PROBLEM DESCRIPTION.
Quote word for word from the line holding "Read this page and output its text content." to the last line below, including both, and omit any pictures.

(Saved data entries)
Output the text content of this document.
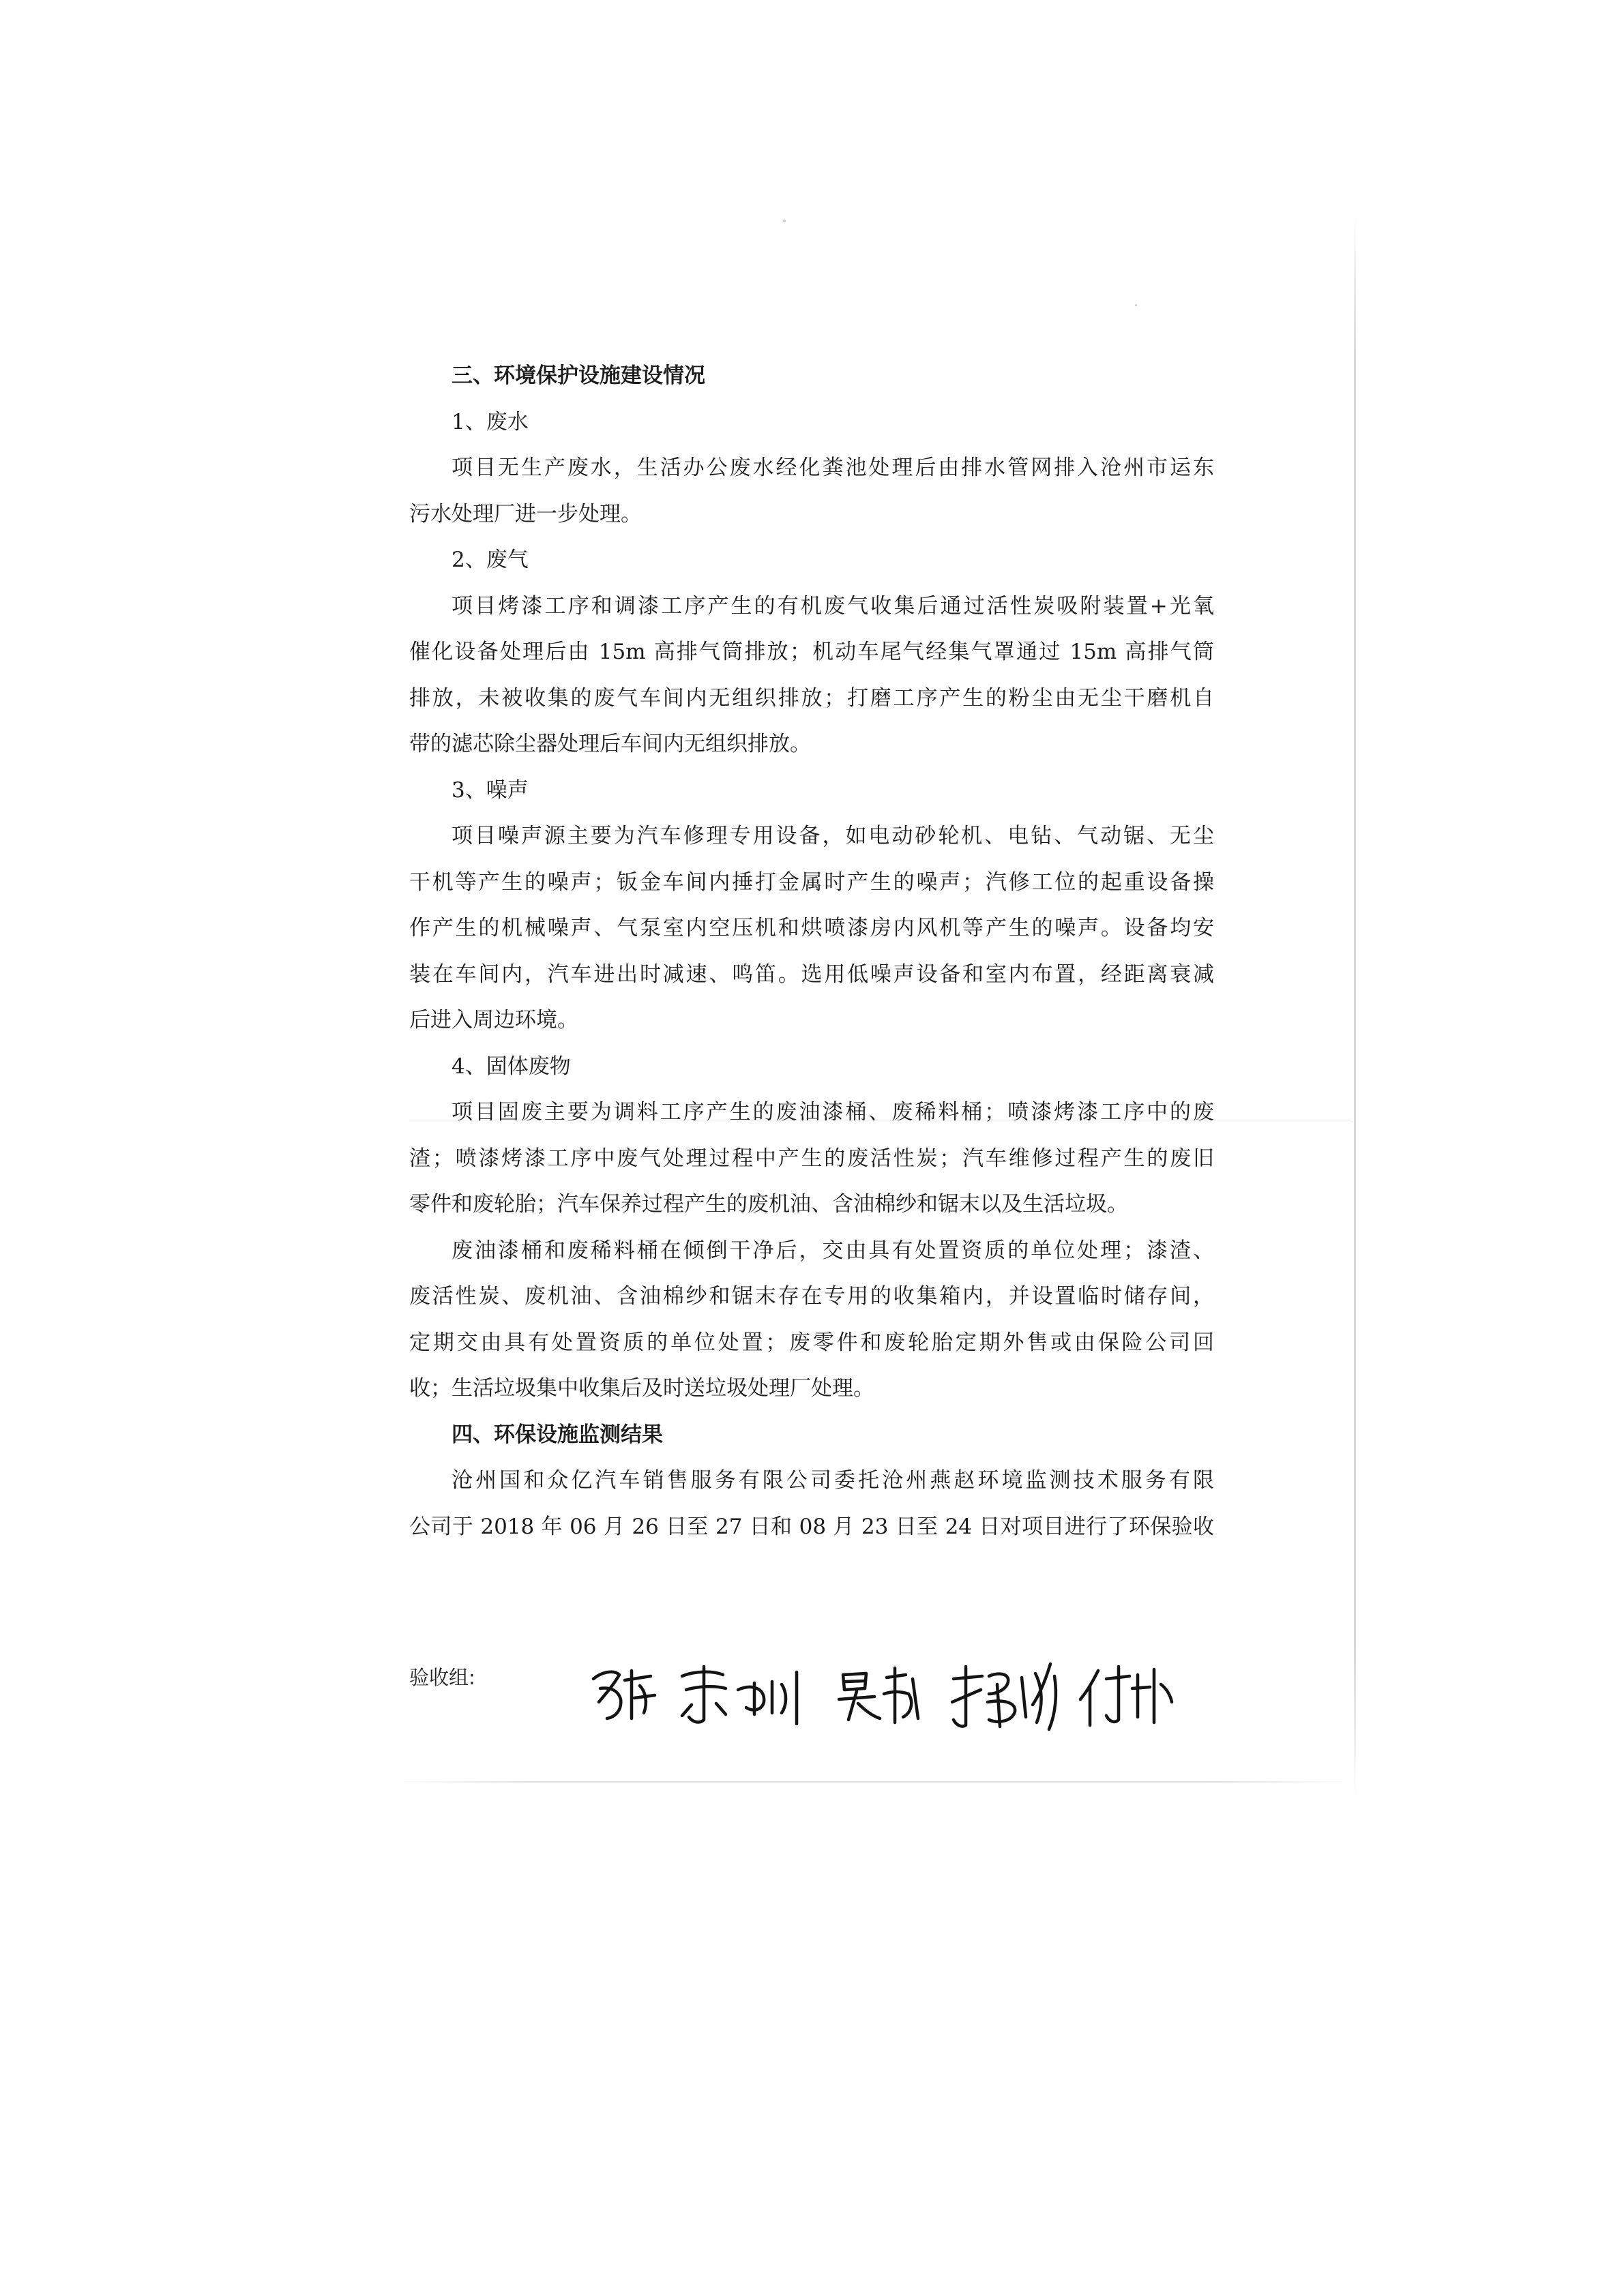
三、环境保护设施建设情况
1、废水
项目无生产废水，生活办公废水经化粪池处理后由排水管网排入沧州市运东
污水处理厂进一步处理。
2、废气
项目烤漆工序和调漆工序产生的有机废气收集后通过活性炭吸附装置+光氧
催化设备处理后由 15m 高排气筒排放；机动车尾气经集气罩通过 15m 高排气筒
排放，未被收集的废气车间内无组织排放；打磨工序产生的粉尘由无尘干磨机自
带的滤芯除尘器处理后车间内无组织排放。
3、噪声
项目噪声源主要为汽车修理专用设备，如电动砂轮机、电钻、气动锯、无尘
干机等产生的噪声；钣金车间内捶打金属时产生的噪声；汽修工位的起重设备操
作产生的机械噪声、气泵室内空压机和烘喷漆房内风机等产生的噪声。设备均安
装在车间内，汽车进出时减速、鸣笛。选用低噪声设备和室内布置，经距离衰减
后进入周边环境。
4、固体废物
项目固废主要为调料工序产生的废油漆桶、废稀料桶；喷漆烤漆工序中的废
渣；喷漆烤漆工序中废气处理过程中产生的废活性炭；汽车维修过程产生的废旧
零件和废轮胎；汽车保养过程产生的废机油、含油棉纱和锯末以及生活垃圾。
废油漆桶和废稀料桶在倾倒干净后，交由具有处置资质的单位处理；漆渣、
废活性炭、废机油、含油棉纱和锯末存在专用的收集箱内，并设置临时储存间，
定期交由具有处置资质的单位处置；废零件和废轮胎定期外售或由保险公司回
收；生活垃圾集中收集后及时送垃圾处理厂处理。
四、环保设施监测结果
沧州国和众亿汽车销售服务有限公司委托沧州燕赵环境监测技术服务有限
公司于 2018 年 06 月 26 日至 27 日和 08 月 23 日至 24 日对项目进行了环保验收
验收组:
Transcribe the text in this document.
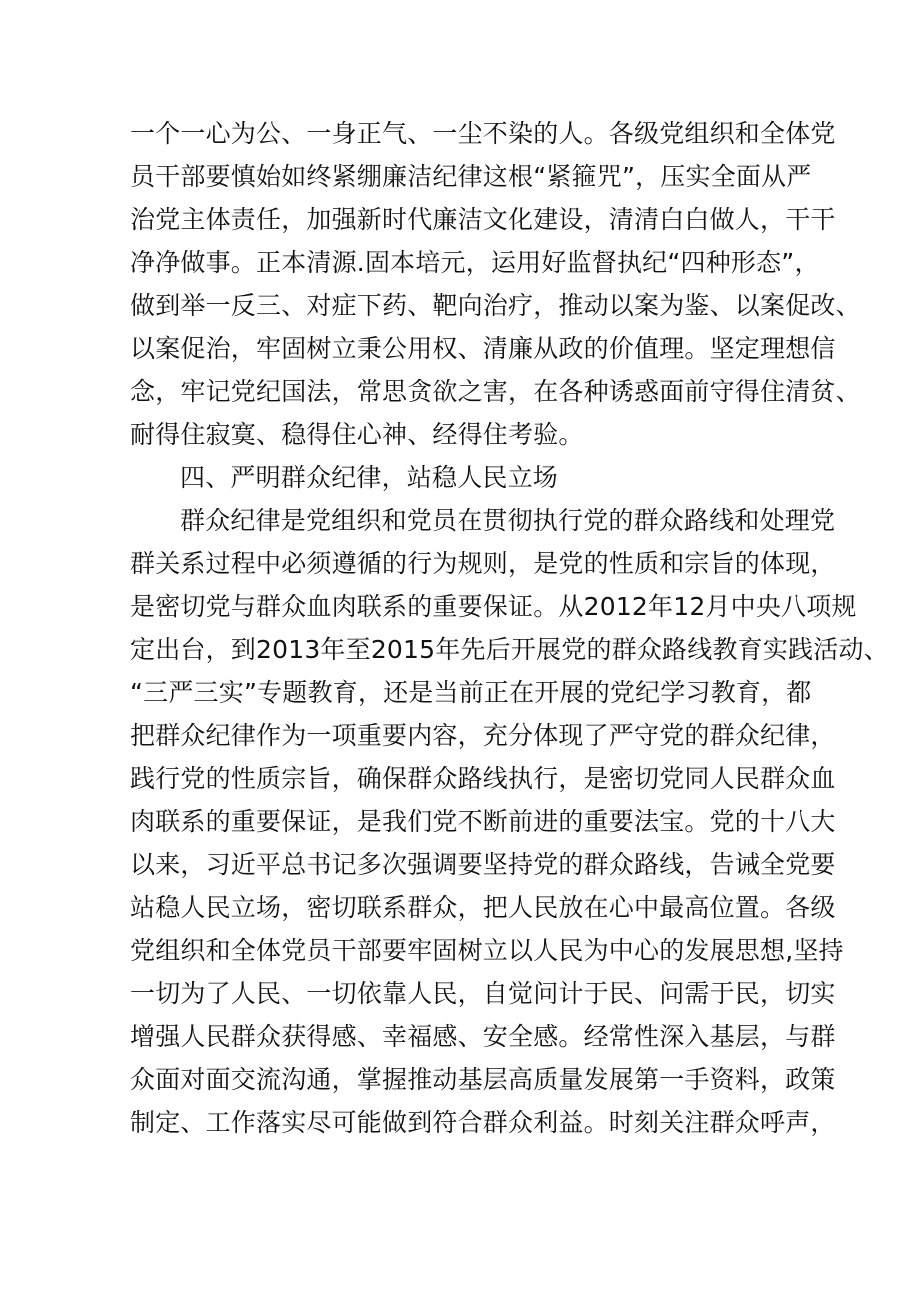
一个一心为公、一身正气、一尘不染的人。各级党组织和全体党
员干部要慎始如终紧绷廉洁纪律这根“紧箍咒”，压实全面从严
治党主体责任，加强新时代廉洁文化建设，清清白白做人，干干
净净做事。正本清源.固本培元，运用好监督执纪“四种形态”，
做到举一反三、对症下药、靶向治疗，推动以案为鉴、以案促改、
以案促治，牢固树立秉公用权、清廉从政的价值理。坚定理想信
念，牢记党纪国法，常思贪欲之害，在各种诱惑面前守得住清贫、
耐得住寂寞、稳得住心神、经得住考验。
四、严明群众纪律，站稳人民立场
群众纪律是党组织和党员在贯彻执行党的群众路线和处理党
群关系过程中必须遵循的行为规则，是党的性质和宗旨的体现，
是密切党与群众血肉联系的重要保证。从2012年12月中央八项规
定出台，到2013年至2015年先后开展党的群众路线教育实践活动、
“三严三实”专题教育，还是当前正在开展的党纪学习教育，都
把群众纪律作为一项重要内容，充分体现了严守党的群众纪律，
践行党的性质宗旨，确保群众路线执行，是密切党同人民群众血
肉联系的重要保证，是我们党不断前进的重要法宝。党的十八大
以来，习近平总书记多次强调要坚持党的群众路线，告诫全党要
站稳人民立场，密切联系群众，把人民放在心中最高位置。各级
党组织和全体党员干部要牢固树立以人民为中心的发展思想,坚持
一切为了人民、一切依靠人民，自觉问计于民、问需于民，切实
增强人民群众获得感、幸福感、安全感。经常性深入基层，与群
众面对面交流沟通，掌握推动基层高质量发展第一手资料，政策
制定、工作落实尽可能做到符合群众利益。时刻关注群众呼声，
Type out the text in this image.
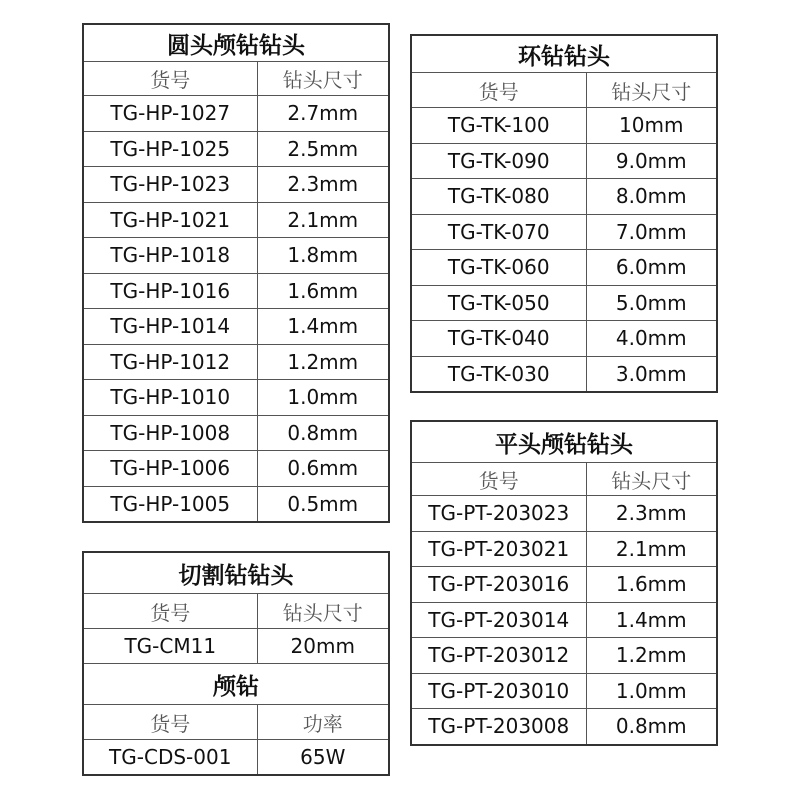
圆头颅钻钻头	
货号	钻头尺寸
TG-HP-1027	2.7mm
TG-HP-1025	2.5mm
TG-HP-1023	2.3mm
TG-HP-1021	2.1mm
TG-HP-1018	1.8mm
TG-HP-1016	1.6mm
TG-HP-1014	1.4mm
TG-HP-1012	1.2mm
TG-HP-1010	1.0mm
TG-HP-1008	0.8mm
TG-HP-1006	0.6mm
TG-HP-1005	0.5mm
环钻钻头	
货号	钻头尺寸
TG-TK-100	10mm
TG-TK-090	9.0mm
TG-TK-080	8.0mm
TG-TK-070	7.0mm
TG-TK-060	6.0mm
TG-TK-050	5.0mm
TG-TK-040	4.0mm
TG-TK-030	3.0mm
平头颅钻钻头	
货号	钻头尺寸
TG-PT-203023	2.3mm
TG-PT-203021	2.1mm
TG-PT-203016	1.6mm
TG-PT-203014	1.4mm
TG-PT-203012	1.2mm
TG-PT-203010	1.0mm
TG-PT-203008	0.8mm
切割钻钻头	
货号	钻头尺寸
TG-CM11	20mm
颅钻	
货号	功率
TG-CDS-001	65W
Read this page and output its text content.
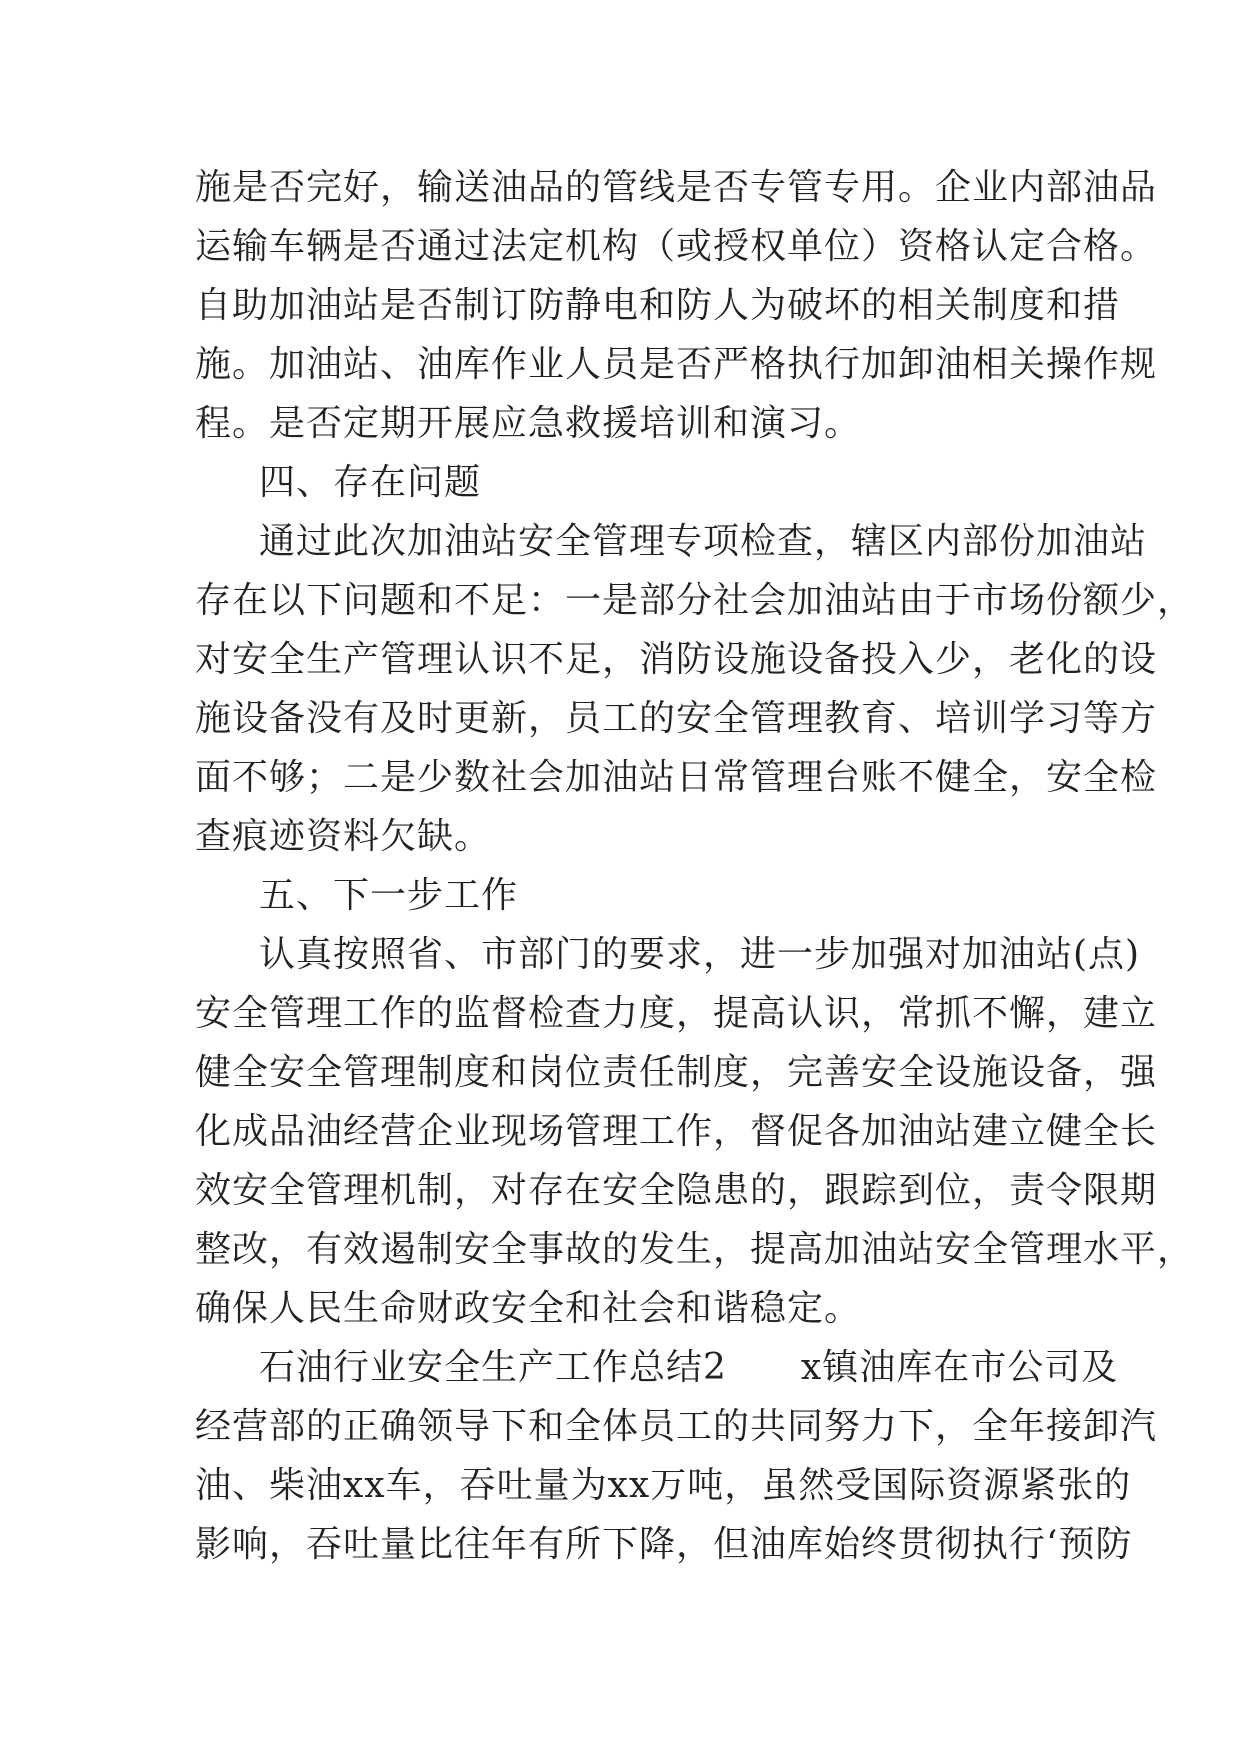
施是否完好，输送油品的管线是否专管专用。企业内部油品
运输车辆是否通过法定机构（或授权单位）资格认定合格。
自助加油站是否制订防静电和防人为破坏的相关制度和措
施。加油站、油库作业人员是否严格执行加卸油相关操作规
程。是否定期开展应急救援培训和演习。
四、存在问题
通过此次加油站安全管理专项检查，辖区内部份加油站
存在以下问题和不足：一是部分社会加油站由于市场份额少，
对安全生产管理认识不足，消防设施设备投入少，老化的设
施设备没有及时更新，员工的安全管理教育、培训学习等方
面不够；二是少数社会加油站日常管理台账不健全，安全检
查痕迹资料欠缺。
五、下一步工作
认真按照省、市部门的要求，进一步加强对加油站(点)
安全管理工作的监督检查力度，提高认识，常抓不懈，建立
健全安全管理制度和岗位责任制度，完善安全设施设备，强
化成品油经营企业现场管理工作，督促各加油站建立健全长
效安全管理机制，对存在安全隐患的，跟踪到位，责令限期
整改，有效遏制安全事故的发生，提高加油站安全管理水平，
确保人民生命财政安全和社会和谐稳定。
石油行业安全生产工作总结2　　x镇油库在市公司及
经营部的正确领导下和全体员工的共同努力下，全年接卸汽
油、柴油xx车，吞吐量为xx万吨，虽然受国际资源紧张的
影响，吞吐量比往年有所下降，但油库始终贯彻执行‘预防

ANSWER TO THIS PROBLEM.
Read this page and output its text content.
施是否完好，输送油品的管线是否专管专用。企业内部油品
运输车辆是否通过法定机构（或授权单位）资格认定合格。
自助加油站是否制订防静电和防人为破坏的相关制度和措
施。加油站、油库作业人员是否严格执行加卸油相关操作规
程。是否定期开展应急救援培训和演习。
四、存在问题
通过此次加油站安全管理专项检查，辖区内部份加油站
存在以下问题和不足：一是部分社会加油站由于市场份额少，
对安全生产管理认识不足，消防设施设备投入少，老化的设
施设备没有及时更新，员工的安全管理教育、培训学习等方
面不够；二是少数社会加油站日常管理台账不健全，安全检
查痕迹资料欠缺。
五、下一步工作
认真按照省、市部门的要求，进一步加强对加油站(点)
安全管理工作的监督检查力度，提高认识，常抓不懈，建立
健全安全管理制度和岗位责任制度，完善安全设施设备，强
化成品油经营企业现场管理工作，督促各加油站建立健全长
效安全管理机制，对存在安全隐患的，跟踪到位，责令限期
整改，有效遏制安全事故的发生，提高加油站安全管理水平，
确保人民生命财政安全和社会和谐稳定。
石油行业安全生产工作总结2　　x镇油库在市公司及
经营部的正确领导下和全体员工的共同努力下，全年接卸汽
油、柴油xx车，吞吐量为xx万吨，虽然受国际资源紧张的
影响，吞吐量比往年有所下降，但油库始终贯彻执行‘预防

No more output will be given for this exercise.